TASK DIRECTIONS: Reproduce every line of the material below without altering a single character.

SOURCE DATA:
--------------------------------------------------

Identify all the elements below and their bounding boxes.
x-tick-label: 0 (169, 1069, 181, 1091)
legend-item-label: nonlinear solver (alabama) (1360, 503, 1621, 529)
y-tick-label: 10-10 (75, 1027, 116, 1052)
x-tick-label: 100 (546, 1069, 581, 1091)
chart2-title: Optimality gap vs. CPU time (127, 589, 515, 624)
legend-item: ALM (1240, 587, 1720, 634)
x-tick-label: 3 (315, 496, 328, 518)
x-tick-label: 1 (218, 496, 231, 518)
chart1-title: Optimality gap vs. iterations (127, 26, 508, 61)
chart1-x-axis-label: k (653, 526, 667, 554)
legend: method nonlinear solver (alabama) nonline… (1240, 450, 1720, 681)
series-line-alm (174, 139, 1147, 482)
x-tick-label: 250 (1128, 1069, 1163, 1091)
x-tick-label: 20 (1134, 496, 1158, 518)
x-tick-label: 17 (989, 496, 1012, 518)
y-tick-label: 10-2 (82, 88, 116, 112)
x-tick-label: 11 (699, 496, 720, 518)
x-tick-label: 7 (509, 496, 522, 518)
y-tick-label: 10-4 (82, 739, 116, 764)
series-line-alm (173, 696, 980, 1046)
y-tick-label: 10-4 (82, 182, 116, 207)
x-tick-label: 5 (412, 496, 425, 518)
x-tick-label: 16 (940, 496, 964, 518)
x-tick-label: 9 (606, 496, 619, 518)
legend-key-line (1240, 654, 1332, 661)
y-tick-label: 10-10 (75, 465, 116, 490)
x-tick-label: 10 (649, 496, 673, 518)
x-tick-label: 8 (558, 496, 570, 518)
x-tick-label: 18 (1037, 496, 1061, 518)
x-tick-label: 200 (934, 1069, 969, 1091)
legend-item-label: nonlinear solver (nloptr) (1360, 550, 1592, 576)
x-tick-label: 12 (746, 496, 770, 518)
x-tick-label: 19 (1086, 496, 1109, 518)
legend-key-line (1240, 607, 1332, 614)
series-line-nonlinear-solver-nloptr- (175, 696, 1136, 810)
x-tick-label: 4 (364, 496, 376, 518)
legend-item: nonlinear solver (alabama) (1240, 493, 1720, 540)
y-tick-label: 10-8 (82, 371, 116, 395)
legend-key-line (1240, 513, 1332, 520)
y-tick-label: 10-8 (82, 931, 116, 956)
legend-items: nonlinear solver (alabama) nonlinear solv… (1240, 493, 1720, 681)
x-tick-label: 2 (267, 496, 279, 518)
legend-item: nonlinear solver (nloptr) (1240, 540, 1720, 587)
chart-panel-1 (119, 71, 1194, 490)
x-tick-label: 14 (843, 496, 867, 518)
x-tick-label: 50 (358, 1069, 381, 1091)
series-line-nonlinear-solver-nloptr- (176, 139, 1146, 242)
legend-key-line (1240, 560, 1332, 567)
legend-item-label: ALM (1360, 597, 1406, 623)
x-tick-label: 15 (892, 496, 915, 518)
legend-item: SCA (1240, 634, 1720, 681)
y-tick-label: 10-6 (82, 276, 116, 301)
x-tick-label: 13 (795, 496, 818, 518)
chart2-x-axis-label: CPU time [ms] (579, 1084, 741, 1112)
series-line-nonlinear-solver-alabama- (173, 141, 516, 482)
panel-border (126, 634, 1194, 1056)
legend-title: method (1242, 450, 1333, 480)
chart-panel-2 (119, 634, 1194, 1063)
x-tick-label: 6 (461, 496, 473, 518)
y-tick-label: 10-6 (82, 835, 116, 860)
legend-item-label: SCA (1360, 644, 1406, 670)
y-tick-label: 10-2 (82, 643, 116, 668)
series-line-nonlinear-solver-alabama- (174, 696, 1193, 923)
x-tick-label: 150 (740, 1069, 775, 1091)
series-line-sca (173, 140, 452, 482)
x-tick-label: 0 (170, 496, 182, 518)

--------------------------------------------------

OUTPUT OF THE EXERCISE:
Identify all the elements below and their bounding boxes.
x-tick-label: 0 (169, 1069, 181, 1091)
legend-item-label: nonlinear solver (alabama) (1360, 503, 1621, 529)
y-tick-label: 10-10 (75, 1027, 116, 1052)
x-tick-label: 100 (546, 1069, 581, 1091)
chart2-title: Optimality gap vs. CPU time (127, 589, 515, 624)
legend-item: ALM (1240, 587, 1720, 634)
x-tick-label: 3 (315, 496, 328, 518)
x-tick-label: 1 (218, 496, 231, 518)
chart1-title: Optimality gap vs. iterations (127, 26, 508, 61)
chart1-x-axis-label: k (653, 526, 667, 554)
legend: method nonlinear solver (alabama) nonline… (1240, 450, 1720, 681)
series-line-alm (174, 139, 1147, 482)
x-tick-label: 250 (1128, 1069, 1163, 1091)
x-tick-label: 20 (1134, 496, 1158, 518)
x-tick-label: 17 (989, 496, 1012, 518)
y-tick-label: 10-2 (82, 88, 116, 112)
x-tick-label: 11 (699, 496, 720, 518)
x-tick-label: 7 (509, 496, 522, 518)
y-tick-label: 10-4 (82, 739, 116, 764)
series-line-alm (173, 696, 980, 1046)
y-tick-label: 10-4 (82, 182, 116, 207)
x-tick-label: 5 (412, 496, 425, 518)
x-tick-label: 16 (940, 496, 964, 518)
x-tick-label: 9 (606, 496, 619, 518)
legend-key-line (1240, 654, 1332, 661)
y-tick-label: 10-10 (75, 465, 116, 490)
x-tick-label: 10 (649, 496, 673, 518)
x-tick-label: 8 (558, 496, 570, 518)
x-tick-label: 18 (1037, 496, 1061, 518)
x-tick-label: 200 (934, 1069, 969, 1091)
legend-item-label: nonlinear solver (nloptr) (1360, 550, 1592, 576)
x-tick-label: 12 (746, 496, 770, 518)
x-tick-label: 19 (1086, 496, 1109, 518)
legend-key-line (1240, 607, 1332, 614)
series-line-nonlinear-solver-nloptr- (175, 696, 1136, 810)
x-tick-label: 4 (364, 496, 376, 518)
legend-item: nonlinear solver (alabama) (1240, 493, 1720, 540)
y-tick-label: 10-8 (82, 371, 116, 395)
legend-key-line (1240, 513, 1332, 520)
y-tick-label: 10-8 (82, 931, 116, 956)
legend-items: nonlinear solver (alabama) nonlinear solv… (1240, 493, 1720, 681)
x-tick-label: 2 (267, 496, 279, 518)
legend-item: nonlinear solver (nloptr) (1240, 540, 1720, 587)
chart-panel-1 (119, 71, 1194, 490)
x-tick-label: 14 (843, 496, 867, 518)
x-tick-label: 50 (358, 1069, 381, 1091)
series-line-nonlinear-solver-nloptr- (176, 139, 1146, 242)
legend-key-line (1240, 560, 1332, 567)
legend-item-label: ALM (1360, 597, 1406, 623)
x-tick-label: 15 (892, 496, 915, 518)
legend-item: SCA (1240, 634, 1720, 681)
y-tick-label: 10-6 (82, 276, 116, 301)
x-tick-label: 13 (795, 496, 818, 518)
chart2-x-axis-label: CPU time [ms] (579, 1084, 741, 1112)
series-line-nonlinear-solver-alabama- (173, 141, 516, 482)
panel-border (126, 634, 1194, 1056)
legend-title: method (1242, 450, 1333, 480)
chart-panel-2 (119, 634, 1194, 1063)
x-tick-label: 6 (461, 496, 473, 518)
y-tick-label: 10-6 (82, 835, 116, 860)
legend-item-label: SCA (1360, 644, 1406, 670)
y-tick-label: 10-2 (82, 643, 116, 668)
series-line-nonlinear-solver-alabama- (174, 696, 1193, 923)
x-tick-label: 150 (740, 1069, 775, 1091)
series-line-sca (173, 140, 452, 482)
x-tick-label: 0 (170, 496, 182, 518)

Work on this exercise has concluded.